Entries from a visual dataset
• • •

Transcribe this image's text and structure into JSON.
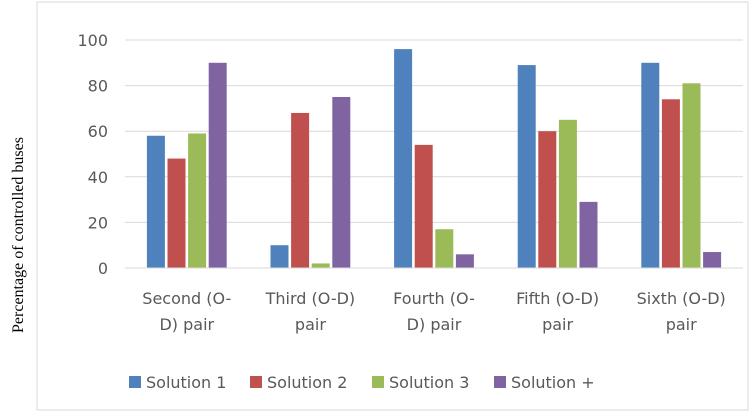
{
  "chart_data": {
    "type": "bar",
    "ylabel": "Percentage of controlled buses",
    "xlabel": "",
    "title": "",
    "ylim": [
      0,
      100
    ],
    "yticks": [
      0,
      20,
      40,
      60,
      80,
      100
    ],
    "grid": true,
    "legend_position": "bottom",
    "categories": [
      [
        "Second (O-",
        "D) pair"
      ],
      [
        "Third (O-D)",
        "pair"
      ],
      [
        "Fourth (O-",
        "D) pair"
      ],
      [
        "Fifth (O-D)",
        "pair"
      ],
      [
        "Sixth (O-D)",
        "pair"
      ]
    ],
    "series": [
      {
        "name": "Solution 1",
        "color": "#4F81BD",
        "values": [
          58,
          10,
          96,
          89,
          90
        ]
      },
      {
        "name": "Solution 2",
        "color": "#C0504D",
        "values": [
          48,
          68,
          54,
          60,
          74
        ]
      },
      {
        "name": "Solution 3",
        "color": "#9BBB59",
        "values": [
          59,
          2,
          17,
          65,
          81
        ]
      },
      {
        "name": "Solution +",
        "color": "#8064A2",
        "values": [
          90,
          75,
          6,
          29,
          7
        ]
      }
    ]
  }
}
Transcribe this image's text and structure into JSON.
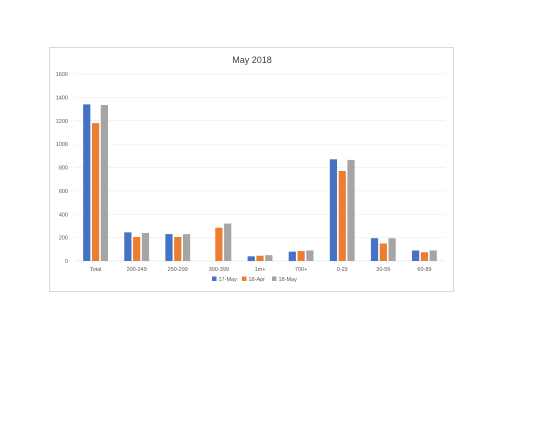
{
  "chart_data": {
    "type": "bar",
    "title": "May 2018",
    "categories": [
      "Total",
      "200-249",
      "250-299",
      "300-399",
      "1m+",
      "700+",
      "0-29",
      "30-59",
      "60-89"
    ],
    "series": [
      {
        "name": "17-May",
        "color": "#4472c4",
        "values": [
          1340,
          245,
          230,
          0,
          40,
          80,
          870,
          195,
          90
        ]
      },
      {
        "name": "18-Apr",
        "color": "#ed7d31",
        "values": [
          1180,
          205,
          205,
          285,
          45,
          85,
          770,
          150,
          75
        ]
      },
      {
        "name": "18-May",
        "color": "#a5a5a5",
        "values": [
          1335,
          240,
          230,
          320,
          50,
          90,
          865,
          195,
          90
        ]
      }
    ],
    "yticks": [
      "0",
      "200",
      "400",
      "600",
      "800",
      "1000",
      "1200",
      "1400",
      "1600"
    ],
    "ylim": [
      0,
      1600
    ],
    "grid": true,
    "legend_position": "bottom"
  }
}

• • •

◆ Set task
Extract every line of the data exactly; pictures stay out.

◆ Result below
Transcribe this image's text and structure into JSON.
{
  "chart_data": {
    "type": "bar",
    "ylabel": "Percentage of controlled buses",
    "xlabel": "",
    "title": "",
    "ylim": [
      0,
      100
    ],
    "yticks": [
      0,
      20,
      40,
      60,
      80,
      100
    ],
    "grid": true,
    "legend_position": "bottom",
    "categories": [
      [
        "Second (O-",
        "D) pair"
      ],
      [
        "Third (O-D)",
        "pair"
      ],
      [
        "Fourth (O-",
        "D) pair"
      ],
      [
        "Fifth (O-D)",
        "pair"
      ],
      [
        "Sixth (O-D)",
        "pair"
      ]
    ],
    "series": [
      {
        "name": "Solution 1",
        "color": "#4F81BD",
        "values": [
          58,
          10,
          96,
          89,
          90
        ]
      },
      {
        "name": "Solution 2",
        "color": "#C0504D",
        "values": [
          48,
          68,
          54,
          60,
          74
        ]
      },
      {
        "name": "Solution 3",
        "color": "#9BBB59",
        "values": [
          59,
          2,
          17,
          65,
          81
        ]
      },
      {
        "name": "Solution +",
        "color": "#8064A2",
        "values": [
          90,
          75,
          6,
          29,
          7
        ]
      }
    ]
  }
}
Transcribe this image's text and structure into JSON.
{
  "chart_data": {
    "type": "bar",
    "title": "May 2018",
    "categories": [
      "Total",
      "200-249",
      "250-299",
      "300-399",
      "1m+",
      "700+",
      "0-29",
      "30-59",
      "60-89"
    ],
    "series": [
      {
        "name": "17-May",
        "color": "#4472c4",
        "values": [
          1340,
          245,
          230,
          0,
          40,
          80,
          870,
          195,
          90
        ]
      },
      {
        "name": "18-Apr",
        "color": "#ed7d31",
        "values": [
          1180,
          205,
          205,
          285,
          45,
          85,
          770,
          150,
          75
        ]
      },
      {
        "name": "18-May",
        "color": "#a5a5a5",
        "values": [
          1335,
          240,
          230,
          320,
          50,
          90,
          865,
          195,
          90
        ]
      }
    ],
    "yticks": [
      "0",
      "200",
      "400",
      "600",
      "800",
      "1000",
      "1200",
      "1400",
      "1600"
    ],
    "ylim": [
      0,
      1600
    ],
    "grid": true,
    "legend_position": "bottom"
  }
}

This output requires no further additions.